* [Entries]

----------------------------------------

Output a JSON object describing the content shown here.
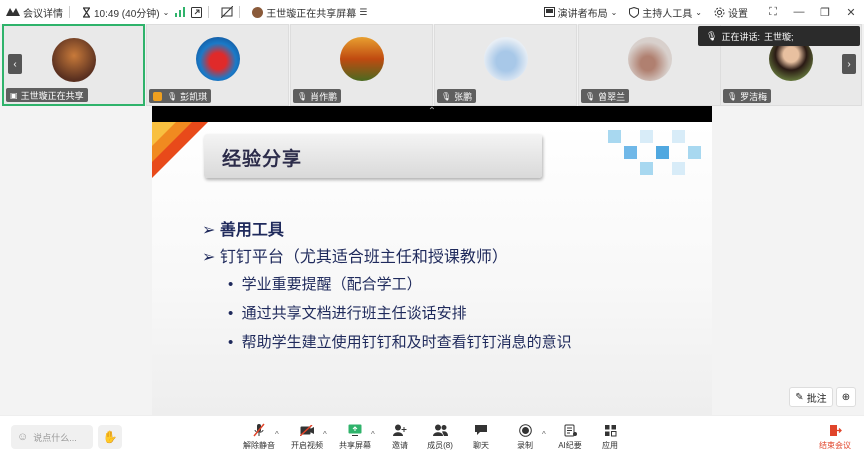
{
  "topbar": {
    "meeting_details": "会议详情",
    "time": "10:49 (40分钟)",
    "sharing_status": "王世璇正在共享屏幕",
    "presenter_layout": "演讲者布局",
    "host_tools": "主持人工具",
    "settings": "设置"
  },
  "participants": [
    {
      "name": "王世璇正在共享"
    },
    {
      "name": "彭凯琪"
    },
    {
      "name": "肖作鹏"
    },
    {
      "name": "张鹏"
    },
    {
      "name": "曾翠兰"
    },
    {
      "name": "罗洁梅"
    }
  ],
  "speaking": {
    "label": "正在讲话:",
    "name": "王世璇;"
  },
  "slide": {
    "title": "经验分享",
    "bullets": [
      {
        "marker": "➢",
        "text": "善用工具"
      },
      {
        "marker": "➢",
        "text": "钉钉平台（尤其适合班主任和授课教师）"
      }
    ],
    "sub_bullets": [
      {
        "marker": "•",
        "text": "学业重要提醒（配合学工）"
      },
      {
        "marker": "•",
        "text": "通过共享文档进行班主任谈话安排"
      },
      {
        "marker": "•",
        "text": "帮助学生建立使用钉钉和及时查看钉钉消息的意识"
      }
    ]
  },
  "annotate": "批注",
  "bottom": {
    "say_placeholder": "说点什么...",
    "tools": [
      {
        "label": "解除静音"
      },
      {
        "label": "开启视频"
      },
      {
        "label": "共享屏幕"
      },
      {
        "label": "邀请"
      },
      {
        "label": "成员(8)"
      },
      {
        "label": "聊天"
      },
      {
        "label": "录制"
      },
      {
        "label": "AI纪要"
      },
      {
        "label": "应用"
      }
    ],
    "end": "结束会议"
  },
  "colors": {
    "active_border": "#2fb36b",
    "end_red": "#e0442a",
    "title_text": "#2c2c4a",
    "bullet_text": "#1f2a5c"
  }
}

----------------------------------------

* [Exercise description] Repeat the records word for word. Any picture in them should be left out.

* [Right answer]
Output a JSON object describing the content shown here.
{
  "topbar": {
    "meeting_details": "会议详情",
    "time": "10:49 (40分钟)",
    "sharing_status": "王世璇正在共享屏幕",
    "presenter_layout": "演讲者布局",
    "host_tools": "主持人工具",
    "settings": "设置"
  },
  "participants": [
    {
      "name": "王世璇正在共享"
    },
    {
      "name": "彭凯琪"
    },
    {
      "name": "肖作鹏"
    },
    {
      "name": "张鹏"
    },
    {
      "name": "曾翠兰"
    },
    {
      "name": "罗洁梅"
    }
  ],
  "speaking": {
    "label": "正在讲话:",
    "name": "王世璇;"
  },
  "slide": {
    "title": "经验分享",
    "bullets": [
      {
        "marker": "➢",
        "text": "善用工具"
      },
      {
        "marker": "➢",
        "text": "钉钉平台（尤其适合班主任和授课教师）"
      }
    ],
    "sub_bullets": [
      {
        "marker": "•",
        "text": "学业重要提醒（配合学工）"
      },
      {
        "marker": "•",
        "text": "通过共享文档进行班主任谈话安排"
      },
      {
        "marker": "•",
        "text": "帮助学生建立使用钉钉和及时查看钉钉消息的意识"
      }
    ]
  },
  "annotate": "批注",
  "bottom": {
    "say_placeholder": "说点什么...",
    "tools": [
      {
        "label": "解除静音"
      },
      {
        "label": "开启视频"
      },
      {
        "label": "共享屏幕"
      },
      {
        "label": "邀请"
      },
      {
        "label": "成员(8)"
      },
      {
        "label": "聊天"
      },
      {
        "label": "录制"
      },
      {
        "label": "AI纪要"
      },
      {
        "label": "应用"
      }
    ],
    "end": "结束会议"
  },
  "colors": {
    "active_border": "#2fb36b",
    "end_red": "#e0442a",
    "title_text": "#2c2c4a",
    "bullet_text": "#1f2a5c"
  }
}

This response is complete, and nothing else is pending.